* [What to produce]: Copy each line of the entries that contains the word "JSON".

::: Dataset entries :::

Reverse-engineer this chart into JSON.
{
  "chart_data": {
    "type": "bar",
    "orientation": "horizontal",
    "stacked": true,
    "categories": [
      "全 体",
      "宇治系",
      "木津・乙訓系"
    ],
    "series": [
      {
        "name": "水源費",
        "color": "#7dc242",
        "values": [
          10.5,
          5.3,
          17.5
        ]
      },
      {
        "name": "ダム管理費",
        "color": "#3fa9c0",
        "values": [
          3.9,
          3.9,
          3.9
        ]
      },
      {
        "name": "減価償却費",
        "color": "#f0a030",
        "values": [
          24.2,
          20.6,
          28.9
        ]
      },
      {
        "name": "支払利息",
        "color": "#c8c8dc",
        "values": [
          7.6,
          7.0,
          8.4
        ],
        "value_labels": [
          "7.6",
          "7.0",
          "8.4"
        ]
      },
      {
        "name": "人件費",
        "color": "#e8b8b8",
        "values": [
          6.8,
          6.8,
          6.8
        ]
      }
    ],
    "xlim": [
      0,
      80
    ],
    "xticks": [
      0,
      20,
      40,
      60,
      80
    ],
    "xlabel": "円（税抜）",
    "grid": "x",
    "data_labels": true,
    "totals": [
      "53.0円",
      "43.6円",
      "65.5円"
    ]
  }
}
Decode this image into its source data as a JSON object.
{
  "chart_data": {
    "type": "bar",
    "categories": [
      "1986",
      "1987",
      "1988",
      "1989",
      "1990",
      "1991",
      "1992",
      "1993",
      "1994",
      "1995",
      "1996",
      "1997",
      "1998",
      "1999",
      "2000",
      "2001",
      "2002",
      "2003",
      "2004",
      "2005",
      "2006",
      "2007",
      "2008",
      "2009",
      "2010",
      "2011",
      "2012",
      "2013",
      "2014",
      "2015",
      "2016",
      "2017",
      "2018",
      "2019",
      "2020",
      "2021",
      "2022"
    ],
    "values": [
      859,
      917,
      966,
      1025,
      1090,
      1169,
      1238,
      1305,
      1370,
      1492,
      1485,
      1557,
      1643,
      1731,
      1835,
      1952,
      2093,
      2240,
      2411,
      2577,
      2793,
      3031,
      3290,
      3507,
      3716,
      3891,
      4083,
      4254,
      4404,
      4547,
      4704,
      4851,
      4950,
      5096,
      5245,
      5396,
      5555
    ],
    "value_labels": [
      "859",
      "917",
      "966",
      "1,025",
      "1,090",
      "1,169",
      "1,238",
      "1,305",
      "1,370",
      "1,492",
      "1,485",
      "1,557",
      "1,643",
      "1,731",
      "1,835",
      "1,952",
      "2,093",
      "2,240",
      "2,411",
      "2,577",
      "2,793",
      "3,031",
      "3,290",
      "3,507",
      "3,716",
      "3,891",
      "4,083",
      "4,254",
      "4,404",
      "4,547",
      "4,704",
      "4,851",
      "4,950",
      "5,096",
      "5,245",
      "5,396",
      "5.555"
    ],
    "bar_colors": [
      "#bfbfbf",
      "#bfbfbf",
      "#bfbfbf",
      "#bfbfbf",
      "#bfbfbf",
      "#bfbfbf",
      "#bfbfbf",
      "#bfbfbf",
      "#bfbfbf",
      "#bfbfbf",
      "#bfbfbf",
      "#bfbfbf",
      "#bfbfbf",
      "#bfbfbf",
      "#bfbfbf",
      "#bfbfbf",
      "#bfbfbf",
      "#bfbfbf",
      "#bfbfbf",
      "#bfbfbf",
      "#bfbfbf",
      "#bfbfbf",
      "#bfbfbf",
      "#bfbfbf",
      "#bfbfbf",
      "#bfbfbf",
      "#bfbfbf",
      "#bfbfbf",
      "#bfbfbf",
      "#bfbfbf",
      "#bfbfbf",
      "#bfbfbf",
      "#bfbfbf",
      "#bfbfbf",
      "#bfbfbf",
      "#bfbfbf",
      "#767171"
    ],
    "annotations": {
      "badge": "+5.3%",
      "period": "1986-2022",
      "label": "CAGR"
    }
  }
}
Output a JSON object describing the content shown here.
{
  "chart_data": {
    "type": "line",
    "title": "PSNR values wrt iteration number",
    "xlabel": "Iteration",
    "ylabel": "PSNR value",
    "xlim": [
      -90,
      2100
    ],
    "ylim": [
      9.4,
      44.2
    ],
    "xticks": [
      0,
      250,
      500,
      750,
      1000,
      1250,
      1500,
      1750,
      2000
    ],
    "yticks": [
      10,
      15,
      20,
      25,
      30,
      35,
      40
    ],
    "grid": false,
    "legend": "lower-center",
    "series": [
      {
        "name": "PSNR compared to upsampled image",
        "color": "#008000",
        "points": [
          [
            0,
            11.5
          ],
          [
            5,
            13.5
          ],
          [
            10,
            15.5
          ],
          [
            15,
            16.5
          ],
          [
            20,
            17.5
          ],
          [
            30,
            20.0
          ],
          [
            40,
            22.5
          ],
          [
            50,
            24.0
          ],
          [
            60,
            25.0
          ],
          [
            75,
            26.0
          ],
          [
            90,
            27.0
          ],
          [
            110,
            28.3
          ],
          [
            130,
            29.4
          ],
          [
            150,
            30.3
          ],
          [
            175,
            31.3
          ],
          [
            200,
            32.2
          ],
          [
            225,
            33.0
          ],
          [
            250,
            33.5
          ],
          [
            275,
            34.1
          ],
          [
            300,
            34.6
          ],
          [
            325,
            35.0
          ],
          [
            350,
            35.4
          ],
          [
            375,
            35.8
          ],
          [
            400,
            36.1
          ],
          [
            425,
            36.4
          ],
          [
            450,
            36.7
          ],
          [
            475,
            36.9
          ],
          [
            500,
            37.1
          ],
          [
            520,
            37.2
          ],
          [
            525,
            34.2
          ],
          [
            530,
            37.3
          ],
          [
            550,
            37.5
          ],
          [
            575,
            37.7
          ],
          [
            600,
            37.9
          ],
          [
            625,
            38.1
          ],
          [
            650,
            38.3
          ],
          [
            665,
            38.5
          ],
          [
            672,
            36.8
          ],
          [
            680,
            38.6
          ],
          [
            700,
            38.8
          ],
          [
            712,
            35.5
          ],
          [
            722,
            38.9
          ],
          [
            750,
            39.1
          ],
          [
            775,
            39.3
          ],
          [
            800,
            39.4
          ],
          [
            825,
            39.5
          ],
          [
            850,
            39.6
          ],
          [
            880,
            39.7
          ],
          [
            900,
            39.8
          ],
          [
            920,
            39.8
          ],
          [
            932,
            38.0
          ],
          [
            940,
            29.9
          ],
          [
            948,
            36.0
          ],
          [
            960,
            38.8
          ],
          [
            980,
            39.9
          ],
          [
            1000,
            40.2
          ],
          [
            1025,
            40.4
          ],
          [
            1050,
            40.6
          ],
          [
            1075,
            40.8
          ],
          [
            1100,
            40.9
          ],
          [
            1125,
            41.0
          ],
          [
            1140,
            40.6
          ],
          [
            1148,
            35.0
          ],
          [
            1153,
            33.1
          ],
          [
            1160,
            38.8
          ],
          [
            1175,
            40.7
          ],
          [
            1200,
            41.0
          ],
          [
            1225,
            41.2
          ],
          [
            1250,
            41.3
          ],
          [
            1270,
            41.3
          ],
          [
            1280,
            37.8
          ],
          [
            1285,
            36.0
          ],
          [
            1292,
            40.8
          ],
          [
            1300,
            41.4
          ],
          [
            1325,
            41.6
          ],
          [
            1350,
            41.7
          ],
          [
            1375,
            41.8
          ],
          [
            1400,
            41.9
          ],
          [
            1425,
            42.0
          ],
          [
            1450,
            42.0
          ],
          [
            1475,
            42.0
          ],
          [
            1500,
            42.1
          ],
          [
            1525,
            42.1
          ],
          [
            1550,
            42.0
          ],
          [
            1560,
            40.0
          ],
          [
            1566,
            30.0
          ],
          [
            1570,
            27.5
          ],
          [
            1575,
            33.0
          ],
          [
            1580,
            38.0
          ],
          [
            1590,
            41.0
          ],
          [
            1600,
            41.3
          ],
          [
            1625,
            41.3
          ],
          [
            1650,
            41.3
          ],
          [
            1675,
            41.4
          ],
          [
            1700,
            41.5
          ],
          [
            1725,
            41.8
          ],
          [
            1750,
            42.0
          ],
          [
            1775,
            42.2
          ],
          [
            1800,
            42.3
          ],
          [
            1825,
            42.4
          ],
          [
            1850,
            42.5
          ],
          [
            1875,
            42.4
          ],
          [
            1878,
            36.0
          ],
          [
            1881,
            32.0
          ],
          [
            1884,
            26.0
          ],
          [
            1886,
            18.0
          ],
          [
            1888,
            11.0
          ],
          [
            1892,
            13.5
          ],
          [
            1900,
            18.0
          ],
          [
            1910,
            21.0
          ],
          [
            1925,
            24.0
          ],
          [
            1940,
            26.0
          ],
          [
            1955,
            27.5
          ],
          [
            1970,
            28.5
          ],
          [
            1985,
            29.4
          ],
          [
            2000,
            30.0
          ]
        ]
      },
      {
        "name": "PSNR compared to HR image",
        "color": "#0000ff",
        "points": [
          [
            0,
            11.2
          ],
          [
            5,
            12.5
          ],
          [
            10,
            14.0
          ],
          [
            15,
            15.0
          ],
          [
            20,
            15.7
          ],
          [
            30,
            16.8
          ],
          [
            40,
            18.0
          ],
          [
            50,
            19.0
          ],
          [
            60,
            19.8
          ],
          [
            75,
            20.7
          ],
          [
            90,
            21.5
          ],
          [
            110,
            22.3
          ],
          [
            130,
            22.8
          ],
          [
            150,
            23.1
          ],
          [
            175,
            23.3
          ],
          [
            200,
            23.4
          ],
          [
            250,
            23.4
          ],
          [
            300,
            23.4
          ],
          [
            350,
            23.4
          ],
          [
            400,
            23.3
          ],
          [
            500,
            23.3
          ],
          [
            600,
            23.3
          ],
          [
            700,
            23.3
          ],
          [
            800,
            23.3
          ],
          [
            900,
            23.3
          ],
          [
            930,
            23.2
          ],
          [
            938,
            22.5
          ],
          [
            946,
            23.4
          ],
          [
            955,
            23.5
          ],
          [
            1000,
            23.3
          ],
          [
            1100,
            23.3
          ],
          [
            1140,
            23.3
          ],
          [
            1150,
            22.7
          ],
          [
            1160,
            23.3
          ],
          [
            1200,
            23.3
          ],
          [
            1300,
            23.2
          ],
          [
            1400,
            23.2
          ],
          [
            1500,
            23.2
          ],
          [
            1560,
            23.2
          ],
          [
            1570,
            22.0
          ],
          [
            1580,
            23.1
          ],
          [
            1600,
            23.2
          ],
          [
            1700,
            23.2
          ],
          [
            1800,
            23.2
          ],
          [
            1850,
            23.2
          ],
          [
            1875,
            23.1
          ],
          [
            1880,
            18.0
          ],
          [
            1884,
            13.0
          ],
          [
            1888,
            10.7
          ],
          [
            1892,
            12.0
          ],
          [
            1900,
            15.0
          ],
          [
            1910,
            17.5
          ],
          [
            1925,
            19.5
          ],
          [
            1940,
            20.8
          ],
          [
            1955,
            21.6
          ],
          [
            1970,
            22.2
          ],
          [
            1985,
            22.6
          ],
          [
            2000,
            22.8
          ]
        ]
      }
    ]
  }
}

:::

* [Exercise output]:
Reverse-engineer this chart into JSON.
Decode this image into its source data as a JSON object.
Output a JSON object describing the content shown here.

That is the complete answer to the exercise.